* BEGIN *

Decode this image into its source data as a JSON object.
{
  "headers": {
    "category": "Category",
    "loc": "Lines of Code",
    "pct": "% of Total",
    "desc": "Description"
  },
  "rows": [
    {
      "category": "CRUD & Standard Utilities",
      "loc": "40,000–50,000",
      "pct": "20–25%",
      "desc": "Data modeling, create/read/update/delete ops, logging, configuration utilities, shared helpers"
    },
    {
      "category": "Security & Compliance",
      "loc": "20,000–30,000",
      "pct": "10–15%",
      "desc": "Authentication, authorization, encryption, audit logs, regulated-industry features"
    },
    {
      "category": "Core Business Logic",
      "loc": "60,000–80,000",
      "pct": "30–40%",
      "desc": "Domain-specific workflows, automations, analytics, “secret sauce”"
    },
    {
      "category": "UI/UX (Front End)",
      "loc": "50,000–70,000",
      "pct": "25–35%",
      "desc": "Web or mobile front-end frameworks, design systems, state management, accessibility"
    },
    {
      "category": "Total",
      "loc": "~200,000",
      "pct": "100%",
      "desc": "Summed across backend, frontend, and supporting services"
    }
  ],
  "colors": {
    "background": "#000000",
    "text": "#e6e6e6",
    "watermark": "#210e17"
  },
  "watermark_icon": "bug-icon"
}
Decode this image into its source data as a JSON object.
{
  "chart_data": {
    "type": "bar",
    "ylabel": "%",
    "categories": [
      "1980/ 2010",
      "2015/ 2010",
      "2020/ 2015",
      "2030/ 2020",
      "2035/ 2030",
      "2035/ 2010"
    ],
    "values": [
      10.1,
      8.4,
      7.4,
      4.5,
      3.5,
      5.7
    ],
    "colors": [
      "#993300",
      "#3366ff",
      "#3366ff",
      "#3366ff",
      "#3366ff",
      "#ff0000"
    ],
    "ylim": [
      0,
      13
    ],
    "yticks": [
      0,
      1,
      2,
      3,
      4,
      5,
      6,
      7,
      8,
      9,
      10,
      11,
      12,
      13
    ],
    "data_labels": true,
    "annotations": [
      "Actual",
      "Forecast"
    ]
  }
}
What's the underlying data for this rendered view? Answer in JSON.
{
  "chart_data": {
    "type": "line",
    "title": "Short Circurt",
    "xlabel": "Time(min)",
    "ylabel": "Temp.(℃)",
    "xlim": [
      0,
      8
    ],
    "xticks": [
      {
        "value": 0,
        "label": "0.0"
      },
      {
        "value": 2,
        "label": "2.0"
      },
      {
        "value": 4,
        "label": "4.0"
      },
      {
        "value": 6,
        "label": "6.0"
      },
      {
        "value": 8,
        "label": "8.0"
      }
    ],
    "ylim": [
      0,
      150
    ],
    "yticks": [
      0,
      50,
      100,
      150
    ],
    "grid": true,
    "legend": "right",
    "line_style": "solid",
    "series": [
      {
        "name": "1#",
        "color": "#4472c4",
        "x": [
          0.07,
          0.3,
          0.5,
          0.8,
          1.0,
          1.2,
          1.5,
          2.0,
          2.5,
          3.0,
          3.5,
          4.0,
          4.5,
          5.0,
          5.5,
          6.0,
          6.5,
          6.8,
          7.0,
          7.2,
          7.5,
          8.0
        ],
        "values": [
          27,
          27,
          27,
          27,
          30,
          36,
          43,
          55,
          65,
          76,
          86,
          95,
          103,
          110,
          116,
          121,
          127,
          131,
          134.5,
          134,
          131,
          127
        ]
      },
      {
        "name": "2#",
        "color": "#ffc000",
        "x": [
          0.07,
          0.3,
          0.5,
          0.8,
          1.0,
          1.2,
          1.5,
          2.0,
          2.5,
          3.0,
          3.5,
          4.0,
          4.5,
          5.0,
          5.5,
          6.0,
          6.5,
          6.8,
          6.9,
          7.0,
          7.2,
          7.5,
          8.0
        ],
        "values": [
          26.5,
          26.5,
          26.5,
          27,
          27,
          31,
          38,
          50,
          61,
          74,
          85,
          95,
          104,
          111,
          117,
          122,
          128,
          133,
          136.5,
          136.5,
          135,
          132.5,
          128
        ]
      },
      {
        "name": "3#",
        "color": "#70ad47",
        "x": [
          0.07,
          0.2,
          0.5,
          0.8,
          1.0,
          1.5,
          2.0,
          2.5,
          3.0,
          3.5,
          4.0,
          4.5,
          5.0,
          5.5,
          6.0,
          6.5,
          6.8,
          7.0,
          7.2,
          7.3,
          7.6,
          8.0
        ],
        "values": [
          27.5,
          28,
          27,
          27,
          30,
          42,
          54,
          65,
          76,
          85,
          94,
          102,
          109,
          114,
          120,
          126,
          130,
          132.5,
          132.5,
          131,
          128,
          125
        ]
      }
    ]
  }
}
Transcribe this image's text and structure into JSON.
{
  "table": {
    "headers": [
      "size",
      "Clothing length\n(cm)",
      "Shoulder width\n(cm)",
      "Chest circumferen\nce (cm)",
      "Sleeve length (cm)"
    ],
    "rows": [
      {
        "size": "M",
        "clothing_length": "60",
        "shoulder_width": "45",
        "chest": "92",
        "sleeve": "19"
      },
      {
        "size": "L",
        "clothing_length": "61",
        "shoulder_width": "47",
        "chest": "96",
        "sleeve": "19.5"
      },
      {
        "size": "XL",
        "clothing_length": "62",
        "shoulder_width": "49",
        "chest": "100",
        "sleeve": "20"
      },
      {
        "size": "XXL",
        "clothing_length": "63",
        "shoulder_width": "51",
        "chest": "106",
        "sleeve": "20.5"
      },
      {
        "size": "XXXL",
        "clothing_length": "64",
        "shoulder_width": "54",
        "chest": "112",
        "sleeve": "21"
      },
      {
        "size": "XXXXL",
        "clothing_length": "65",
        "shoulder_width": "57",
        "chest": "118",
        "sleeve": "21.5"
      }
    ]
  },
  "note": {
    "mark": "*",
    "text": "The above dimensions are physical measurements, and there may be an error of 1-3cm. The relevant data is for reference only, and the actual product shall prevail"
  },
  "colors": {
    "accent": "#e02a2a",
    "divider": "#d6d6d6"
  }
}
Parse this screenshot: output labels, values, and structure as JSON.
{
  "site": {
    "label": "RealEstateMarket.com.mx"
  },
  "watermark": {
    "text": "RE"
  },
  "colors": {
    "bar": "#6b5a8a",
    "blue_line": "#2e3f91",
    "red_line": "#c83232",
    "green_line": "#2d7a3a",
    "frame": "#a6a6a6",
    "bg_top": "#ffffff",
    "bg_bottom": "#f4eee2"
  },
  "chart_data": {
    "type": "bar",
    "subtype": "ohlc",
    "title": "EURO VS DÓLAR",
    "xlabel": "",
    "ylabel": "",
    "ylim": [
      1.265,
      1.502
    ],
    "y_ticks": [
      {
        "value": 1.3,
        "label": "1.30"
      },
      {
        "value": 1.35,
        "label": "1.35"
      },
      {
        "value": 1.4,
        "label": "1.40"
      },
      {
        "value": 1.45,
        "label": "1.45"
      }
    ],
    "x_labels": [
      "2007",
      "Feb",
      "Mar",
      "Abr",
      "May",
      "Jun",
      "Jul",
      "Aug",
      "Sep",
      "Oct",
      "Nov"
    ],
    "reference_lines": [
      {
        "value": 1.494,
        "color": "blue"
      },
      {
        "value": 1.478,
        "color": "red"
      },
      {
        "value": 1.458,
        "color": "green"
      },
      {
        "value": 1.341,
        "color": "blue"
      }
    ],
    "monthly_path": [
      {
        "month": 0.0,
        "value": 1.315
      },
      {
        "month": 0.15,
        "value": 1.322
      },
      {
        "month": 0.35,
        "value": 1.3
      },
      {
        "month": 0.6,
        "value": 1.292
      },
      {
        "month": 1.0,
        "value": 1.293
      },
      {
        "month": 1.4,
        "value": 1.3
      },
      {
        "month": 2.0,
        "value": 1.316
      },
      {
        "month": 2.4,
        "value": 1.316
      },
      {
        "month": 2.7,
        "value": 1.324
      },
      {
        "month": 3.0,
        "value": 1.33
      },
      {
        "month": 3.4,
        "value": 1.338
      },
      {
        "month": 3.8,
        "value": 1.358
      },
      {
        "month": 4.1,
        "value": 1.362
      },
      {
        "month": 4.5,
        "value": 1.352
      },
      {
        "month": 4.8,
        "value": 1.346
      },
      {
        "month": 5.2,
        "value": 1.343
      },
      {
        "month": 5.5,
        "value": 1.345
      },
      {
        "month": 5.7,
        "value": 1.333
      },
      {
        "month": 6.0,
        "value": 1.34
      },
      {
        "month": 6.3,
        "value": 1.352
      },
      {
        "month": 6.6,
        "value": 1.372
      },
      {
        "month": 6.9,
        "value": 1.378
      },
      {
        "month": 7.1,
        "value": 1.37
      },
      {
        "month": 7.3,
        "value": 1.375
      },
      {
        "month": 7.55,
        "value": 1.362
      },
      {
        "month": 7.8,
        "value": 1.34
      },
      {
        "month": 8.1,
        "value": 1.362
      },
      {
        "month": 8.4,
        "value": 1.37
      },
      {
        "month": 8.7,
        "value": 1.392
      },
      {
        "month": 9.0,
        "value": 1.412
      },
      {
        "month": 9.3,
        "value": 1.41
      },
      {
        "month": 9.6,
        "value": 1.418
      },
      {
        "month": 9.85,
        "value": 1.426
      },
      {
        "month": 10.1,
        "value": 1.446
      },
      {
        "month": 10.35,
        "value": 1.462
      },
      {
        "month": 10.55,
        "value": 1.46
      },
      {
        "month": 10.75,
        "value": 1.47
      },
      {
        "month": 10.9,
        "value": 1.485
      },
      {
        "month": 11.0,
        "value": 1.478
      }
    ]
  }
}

* END *

Given task -> Gather all lines with the string "text" from the data.

Written response ->
    "text": "#e6e6e6",
Transcribe this image's text and structure into JSON.
    "text": "The above dimensions are physical measurements, and there may be an error of 1-3cm. The relevant data is for reference only, and the actual product shall prevail"
    "text": "RE"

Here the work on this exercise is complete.